- _Task instructions_:
Find every line in the records below that holds the word "TradingView", and copy each one.

- _Recorded data_:
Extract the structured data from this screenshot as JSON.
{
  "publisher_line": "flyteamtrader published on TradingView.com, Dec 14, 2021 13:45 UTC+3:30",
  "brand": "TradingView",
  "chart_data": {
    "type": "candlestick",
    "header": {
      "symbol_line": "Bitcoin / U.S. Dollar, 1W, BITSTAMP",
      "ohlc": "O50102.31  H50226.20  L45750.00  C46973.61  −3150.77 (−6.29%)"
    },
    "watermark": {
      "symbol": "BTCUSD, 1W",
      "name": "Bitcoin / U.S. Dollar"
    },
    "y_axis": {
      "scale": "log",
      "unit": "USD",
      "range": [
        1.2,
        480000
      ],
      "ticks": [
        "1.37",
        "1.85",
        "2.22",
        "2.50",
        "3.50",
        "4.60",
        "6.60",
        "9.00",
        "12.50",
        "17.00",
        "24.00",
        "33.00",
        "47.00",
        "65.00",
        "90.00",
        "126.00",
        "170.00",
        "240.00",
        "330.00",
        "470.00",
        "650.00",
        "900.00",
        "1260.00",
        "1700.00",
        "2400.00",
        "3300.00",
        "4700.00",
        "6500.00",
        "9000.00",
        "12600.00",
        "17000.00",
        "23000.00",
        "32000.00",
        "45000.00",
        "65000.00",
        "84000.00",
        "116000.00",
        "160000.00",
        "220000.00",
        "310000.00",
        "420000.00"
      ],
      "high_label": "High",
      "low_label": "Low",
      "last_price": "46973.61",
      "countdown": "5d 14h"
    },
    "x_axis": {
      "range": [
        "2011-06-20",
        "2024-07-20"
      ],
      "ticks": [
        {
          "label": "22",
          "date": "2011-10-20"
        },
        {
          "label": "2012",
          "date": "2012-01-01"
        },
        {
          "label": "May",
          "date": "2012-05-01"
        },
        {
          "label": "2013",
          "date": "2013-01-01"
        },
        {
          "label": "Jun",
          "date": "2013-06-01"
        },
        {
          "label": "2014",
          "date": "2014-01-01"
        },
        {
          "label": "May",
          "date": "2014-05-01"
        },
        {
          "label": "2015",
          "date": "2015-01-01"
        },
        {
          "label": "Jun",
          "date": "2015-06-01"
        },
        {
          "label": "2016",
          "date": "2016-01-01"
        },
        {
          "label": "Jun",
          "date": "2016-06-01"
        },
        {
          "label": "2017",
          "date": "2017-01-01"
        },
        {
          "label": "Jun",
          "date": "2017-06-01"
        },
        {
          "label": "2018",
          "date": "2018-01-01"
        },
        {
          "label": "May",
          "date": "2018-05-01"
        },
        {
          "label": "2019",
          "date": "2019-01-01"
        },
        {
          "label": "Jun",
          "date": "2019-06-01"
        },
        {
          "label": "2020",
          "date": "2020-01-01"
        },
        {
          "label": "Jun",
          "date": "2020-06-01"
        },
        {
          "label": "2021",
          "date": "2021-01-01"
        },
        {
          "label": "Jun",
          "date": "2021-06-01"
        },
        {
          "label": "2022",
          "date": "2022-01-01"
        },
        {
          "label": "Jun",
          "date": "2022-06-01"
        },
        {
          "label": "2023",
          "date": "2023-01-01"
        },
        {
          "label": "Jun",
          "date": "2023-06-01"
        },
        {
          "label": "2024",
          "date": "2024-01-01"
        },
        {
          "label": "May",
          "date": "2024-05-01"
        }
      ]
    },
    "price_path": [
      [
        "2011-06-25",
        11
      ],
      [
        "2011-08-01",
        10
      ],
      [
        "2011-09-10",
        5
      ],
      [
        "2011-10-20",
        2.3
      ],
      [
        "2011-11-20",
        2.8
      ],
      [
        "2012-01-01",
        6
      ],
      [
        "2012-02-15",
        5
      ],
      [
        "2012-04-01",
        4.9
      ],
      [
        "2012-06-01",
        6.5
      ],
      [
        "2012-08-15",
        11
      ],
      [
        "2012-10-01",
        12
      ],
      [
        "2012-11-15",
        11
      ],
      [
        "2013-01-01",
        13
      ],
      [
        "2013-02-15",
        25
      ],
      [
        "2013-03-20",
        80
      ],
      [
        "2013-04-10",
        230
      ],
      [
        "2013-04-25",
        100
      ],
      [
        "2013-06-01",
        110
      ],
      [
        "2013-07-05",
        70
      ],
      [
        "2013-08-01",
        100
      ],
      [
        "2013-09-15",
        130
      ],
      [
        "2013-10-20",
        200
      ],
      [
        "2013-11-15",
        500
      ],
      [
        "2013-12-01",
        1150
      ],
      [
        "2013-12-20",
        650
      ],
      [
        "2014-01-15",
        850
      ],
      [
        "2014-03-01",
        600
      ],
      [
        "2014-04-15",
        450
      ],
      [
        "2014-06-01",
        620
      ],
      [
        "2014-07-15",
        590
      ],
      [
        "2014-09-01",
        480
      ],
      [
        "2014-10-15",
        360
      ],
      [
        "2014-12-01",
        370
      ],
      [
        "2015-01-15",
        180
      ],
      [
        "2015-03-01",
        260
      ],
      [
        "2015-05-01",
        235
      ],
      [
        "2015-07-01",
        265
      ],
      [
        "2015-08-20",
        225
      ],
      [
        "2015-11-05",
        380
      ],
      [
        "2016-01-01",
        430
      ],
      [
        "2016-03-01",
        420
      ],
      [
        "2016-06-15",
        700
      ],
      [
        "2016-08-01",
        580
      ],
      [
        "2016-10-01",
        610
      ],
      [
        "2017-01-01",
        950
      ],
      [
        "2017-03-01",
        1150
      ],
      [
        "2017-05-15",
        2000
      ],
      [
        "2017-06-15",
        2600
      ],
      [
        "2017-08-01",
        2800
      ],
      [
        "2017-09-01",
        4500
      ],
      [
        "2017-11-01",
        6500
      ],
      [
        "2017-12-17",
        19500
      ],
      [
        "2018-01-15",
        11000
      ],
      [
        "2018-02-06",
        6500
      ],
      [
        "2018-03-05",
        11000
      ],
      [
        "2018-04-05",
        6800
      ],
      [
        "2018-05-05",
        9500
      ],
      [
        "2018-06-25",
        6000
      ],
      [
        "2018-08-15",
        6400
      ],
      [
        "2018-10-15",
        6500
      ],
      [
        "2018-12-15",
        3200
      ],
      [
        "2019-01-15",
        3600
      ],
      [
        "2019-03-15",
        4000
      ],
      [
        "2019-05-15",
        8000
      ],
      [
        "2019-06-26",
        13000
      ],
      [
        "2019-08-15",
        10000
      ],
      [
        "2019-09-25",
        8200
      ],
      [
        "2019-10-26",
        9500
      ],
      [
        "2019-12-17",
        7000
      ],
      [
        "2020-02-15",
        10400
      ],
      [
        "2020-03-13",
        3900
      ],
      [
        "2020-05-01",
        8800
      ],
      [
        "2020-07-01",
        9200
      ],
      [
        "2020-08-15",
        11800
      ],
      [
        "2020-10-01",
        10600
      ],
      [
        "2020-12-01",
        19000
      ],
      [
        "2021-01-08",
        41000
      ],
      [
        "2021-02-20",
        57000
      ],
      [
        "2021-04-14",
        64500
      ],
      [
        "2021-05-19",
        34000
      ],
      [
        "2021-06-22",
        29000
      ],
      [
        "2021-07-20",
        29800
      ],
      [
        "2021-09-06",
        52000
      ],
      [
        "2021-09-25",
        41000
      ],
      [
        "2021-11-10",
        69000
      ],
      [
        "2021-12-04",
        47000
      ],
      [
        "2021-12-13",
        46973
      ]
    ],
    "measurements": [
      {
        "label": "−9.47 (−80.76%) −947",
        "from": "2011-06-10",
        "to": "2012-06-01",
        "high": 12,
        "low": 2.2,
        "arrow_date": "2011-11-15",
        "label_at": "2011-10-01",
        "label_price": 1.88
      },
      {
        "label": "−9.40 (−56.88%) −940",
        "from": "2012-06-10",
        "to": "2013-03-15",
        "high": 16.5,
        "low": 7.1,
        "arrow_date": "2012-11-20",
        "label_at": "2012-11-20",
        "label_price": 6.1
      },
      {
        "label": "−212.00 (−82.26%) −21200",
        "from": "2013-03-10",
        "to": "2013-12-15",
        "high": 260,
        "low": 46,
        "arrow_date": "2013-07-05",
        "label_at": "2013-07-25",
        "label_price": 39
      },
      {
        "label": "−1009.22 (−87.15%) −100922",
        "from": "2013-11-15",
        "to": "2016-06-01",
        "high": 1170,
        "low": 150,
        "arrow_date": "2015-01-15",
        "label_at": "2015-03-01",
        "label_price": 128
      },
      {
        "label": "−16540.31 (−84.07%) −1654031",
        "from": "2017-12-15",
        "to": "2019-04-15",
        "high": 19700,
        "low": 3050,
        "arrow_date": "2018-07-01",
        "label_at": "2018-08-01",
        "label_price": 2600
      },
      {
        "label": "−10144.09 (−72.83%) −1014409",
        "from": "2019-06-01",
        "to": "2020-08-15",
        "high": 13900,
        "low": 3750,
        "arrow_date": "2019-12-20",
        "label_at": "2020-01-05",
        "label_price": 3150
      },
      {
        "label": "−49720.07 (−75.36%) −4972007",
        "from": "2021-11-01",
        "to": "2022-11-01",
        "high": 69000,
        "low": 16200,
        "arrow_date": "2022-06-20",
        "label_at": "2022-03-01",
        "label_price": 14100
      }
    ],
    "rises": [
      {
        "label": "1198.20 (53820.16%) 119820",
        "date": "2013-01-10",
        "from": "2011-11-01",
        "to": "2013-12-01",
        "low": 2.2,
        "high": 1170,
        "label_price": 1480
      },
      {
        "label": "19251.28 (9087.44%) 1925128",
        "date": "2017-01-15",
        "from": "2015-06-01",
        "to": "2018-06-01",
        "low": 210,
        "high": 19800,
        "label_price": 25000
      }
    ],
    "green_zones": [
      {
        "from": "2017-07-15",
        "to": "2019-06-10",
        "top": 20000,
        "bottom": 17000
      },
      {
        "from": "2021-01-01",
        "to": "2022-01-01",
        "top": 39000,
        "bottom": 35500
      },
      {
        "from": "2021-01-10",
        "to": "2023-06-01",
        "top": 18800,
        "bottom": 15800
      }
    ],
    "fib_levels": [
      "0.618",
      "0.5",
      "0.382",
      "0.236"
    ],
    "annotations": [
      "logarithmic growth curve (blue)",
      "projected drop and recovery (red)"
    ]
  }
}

- _Worked answer_:
  "publisher_line": "flyteamtrader published on TradingView.com, Dec 14, 2021 13:45 UTC+3:30",
  "brand": "TradingView",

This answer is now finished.